Data for processing:
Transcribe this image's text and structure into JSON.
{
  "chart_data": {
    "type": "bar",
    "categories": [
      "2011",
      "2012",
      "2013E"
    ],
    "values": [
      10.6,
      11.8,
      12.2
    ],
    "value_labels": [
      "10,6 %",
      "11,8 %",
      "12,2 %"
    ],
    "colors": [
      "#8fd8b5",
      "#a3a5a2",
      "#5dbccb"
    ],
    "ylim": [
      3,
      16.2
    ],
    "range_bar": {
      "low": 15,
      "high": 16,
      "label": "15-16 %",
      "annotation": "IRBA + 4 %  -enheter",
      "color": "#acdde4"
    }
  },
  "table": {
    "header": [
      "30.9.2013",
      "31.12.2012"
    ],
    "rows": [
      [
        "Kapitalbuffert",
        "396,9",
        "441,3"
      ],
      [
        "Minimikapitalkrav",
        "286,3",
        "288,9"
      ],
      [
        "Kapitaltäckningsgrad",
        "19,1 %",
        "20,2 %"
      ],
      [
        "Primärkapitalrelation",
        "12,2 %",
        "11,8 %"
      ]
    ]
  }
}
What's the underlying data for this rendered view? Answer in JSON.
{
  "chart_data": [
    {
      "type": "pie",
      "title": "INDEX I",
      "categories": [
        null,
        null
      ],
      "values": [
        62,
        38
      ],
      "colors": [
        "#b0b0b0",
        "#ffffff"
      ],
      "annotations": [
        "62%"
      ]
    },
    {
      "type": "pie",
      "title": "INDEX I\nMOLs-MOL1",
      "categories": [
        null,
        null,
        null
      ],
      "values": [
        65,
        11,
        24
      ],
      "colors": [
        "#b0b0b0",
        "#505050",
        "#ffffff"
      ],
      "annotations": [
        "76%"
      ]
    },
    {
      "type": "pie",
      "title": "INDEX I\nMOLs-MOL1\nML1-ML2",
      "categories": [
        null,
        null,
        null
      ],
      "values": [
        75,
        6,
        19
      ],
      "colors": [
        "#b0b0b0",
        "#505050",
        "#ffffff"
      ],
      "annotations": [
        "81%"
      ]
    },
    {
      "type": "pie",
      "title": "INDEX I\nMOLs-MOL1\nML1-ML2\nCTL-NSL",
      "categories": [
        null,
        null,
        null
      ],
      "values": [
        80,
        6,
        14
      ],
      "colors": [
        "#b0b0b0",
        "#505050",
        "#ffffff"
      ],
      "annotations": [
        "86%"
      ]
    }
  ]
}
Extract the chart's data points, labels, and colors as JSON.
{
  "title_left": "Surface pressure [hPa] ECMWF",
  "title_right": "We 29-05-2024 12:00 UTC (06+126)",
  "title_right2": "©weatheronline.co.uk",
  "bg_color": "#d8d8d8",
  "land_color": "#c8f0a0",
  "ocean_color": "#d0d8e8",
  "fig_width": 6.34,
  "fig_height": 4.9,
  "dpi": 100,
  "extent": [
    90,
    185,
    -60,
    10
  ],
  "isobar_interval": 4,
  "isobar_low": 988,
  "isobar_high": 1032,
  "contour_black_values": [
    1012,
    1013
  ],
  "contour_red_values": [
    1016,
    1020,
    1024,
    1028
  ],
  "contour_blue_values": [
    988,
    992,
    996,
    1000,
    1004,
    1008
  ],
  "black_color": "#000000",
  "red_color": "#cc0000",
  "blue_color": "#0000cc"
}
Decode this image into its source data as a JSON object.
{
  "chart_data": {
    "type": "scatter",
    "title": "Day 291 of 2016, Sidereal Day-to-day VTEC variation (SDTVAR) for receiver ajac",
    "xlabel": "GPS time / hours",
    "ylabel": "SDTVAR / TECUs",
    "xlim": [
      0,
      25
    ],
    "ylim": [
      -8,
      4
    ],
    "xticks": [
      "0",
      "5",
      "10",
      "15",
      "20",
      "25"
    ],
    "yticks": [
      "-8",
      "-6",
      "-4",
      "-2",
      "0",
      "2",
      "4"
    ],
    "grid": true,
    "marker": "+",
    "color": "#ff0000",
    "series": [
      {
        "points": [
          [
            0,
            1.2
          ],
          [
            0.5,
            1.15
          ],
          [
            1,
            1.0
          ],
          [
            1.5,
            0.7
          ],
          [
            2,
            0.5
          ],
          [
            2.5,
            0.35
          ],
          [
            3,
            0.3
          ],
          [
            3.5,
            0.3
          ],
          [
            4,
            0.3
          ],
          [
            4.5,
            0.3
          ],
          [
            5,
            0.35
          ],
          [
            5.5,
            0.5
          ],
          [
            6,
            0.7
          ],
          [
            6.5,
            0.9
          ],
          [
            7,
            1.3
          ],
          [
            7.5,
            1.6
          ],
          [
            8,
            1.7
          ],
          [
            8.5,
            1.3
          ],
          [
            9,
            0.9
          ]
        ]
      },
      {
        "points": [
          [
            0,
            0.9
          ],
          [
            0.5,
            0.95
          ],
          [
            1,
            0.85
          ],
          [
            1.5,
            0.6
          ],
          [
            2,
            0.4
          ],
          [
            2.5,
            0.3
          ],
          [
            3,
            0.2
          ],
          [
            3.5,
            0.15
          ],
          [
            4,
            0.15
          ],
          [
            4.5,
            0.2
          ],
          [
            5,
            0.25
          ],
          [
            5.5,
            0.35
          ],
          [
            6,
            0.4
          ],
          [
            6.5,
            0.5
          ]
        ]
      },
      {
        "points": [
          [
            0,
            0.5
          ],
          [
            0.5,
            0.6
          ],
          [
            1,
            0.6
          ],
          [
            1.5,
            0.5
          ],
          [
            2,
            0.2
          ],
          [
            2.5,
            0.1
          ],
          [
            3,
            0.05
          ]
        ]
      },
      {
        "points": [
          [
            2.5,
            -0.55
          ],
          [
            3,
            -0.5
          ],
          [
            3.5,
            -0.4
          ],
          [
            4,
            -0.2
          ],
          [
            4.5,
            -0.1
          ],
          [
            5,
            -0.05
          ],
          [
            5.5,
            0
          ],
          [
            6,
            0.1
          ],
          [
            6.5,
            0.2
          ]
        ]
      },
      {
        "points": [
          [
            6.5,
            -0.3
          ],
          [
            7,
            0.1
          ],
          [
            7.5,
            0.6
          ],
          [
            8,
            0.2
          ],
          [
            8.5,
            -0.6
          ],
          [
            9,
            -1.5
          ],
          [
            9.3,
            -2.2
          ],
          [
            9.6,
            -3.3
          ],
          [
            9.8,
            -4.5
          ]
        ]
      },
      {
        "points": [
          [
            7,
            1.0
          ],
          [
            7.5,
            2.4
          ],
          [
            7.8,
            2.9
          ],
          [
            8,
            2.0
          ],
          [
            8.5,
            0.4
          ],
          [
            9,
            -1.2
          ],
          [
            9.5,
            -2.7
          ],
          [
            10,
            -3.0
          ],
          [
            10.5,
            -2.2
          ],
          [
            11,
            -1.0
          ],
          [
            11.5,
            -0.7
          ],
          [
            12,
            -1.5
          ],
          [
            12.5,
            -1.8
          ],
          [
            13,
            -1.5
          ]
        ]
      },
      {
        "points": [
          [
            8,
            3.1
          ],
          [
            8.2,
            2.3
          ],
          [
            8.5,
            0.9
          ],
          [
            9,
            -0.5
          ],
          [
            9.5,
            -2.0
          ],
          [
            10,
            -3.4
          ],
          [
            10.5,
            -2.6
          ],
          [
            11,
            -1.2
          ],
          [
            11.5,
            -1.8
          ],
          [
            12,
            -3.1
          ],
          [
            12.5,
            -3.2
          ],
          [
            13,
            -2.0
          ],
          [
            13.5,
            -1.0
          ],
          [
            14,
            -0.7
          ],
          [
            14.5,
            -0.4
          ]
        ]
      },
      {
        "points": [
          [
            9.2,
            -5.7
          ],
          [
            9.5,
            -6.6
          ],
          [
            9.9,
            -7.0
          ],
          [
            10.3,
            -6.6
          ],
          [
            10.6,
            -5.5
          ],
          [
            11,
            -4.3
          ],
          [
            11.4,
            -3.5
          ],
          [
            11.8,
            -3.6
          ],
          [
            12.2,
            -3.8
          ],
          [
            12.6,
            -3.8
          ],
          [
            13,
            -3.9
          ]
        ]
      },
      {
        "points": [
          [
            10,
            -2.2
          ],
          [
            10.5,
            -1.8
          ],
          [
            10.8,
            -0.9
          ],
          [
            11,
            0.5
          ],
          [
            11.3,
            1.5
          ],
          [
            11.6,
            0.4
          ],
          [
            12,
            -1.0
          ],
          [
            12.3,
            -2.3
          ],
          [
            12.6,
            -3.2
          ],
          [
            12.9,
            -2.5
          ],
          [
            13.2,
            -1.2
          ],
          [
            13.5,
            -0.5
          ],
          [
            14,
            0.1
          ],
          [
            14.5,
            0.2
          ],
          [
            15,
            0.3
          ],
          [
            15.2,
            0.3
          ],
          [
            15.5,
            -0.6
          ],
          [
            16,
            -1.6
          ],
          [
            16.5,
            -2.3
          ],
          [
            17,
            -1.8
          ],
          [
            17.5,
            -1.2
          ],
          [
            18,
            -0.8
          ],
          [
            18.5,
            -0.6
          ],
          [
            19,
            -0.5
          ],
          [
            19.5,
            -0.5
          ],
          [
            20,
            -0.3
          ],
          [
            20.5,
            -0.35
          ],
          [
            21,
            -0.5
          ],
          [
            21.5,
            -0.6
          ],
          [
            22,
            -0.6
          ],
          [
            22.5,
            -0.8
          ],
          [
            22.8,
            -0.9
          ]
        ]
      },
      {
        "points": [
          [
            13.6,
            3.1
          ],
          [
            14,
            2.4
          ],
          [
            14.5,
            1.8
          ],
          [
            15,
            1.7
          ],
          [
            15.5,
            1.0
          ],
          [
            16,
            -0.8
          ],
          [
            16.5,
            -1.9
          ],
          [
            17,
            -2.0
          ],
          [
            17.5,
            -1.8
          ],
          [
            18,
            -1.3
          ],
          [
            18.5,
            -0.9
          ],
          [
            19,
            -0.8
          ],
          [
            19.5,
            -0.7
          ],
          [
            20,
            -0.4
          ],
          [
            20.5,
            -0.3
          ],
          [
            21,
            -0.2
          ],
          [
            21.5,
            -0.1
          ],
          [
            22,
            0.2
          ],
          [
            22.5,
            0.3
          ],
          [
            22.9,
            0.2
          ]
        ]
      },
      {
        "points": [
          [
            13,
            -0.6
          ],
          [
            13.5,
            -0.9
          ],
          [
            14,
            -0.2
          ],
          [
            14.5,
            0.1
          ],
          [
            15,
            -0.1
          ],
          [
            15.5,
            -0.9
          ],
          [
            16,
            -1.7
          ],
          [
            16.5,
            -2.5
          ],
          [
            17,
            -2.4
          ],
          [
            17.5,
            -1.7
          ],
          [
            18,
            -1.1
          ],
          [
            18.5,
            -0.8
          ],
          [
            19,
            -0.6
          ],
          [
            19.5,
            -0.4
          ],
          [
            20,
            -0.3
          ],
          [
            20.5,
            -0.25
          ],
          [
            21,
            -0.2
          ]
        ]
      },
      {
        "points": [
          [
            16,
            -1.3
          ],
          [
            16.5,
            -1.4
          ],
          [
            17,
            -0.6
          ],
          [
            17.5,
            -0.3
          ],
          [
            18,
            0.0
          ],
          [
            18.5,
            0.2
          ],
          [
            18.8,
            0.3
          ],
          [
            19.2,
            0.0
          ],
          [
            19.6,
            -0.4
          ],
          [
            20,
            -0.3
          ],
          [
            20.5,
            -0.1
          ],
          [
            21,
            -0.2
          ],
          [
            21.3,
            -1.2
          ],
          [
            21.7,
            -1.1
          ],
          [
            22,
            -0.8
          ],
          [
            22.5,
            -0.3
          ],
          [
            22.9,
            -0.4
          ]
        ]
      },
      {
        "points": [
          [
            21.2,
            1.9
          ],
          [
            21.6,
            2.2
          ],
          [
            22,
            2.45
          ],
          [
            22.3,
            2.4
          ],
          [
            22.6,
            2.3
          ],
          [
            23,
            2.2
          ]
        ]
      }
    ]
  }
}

What is being asked: Show every line in the entries where the string "JSON" occurs.

Written solution:
Transcribe this image's text and structure into JSON.
What's the underlying data for this rendered view? Answer in JSON.
Extract the chart's data points, labels, and colors as JSON.
Decode this image into its source data as a JSON object.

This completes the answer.